Start
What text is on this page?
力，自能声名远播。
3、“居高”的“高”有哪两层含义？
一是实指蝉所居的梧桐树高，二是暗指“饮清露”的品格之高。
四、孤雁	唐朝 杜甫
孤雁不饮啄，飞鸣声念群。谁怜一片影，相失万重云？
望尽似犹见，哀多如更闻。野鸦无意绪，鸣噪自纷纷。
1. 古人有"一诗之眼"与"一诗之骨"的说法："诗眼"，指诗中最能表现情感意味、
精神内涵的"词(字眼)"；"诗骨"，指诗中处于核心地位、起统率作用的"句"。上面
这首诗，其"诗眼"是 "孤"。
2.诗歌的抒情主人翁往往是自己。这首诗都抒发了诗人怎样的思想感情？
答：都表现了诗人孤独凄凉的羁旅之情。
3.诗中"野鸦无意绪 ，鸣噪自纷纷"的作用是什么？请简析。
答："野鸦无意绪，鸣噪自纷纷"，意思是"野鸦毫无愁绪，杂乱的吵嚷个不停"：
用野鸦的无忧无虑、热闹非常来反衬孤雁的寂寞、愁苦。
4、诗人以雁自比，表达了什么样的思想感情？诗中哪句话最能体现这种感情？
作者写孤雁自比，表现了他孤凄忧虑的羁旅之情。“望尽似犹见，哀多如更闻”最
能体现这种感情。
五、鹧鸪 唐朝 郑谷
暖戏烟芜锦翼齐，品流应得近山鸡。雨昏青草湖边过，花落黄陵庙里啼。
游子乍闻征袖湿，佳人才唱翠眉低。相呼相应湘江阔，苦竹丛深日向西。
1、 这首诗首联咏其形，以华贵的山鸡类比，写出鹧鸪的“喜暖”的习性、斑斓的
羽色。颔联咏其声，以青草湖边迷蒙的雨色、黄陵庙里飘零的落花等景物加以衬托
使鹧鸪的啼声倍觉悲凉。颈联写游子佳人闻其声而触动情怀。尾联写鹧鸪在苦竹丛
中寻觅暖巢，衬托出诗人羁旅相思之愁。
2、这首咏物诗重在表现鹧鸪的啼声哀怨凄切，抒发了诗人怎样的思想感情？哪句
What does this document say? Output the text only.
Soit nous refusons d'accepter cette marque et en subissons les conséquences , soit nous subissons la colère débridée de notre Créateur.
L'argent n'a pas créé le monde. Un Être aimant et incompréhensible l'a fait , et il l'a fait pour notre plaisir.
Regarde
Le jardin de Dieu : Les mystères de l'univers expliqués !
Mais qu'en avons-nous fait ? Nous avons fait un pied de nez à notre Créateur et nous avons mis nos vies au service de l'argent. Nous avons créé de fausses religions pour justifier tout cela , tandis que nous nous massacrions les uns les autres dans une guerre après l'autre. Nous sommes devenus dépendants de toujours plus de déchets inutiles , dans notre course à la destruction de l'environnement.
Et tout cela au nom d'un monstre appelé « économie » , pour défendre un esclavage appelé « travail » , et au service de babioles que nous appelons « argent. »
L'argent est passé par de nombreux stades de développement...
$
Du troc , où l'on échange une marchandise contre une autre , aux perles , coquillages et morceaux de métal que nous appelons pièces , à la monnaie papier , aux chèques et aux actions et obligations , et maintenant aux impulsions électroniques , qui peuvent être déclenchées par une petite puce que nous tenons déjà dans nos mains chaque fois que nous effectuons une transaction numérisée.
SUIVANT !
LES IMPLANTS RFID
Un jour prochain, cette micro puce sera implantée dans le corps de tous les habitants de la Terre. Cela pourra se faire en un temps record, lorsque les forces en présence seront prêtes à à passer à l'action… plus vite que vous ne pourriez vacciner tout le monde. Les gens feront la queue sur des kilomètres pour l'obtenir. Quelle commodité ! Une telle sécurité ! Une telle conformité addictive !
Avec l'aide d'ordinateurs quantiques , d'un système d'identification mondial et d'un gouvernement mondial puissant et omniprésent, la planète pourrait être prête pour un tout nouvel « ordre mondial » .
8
End
> _Task instructions_
Scan the entries above for the word "text" and collect each line holding it.

> _Finished answer_
What text is on this page?
What does this document say? Output the text only.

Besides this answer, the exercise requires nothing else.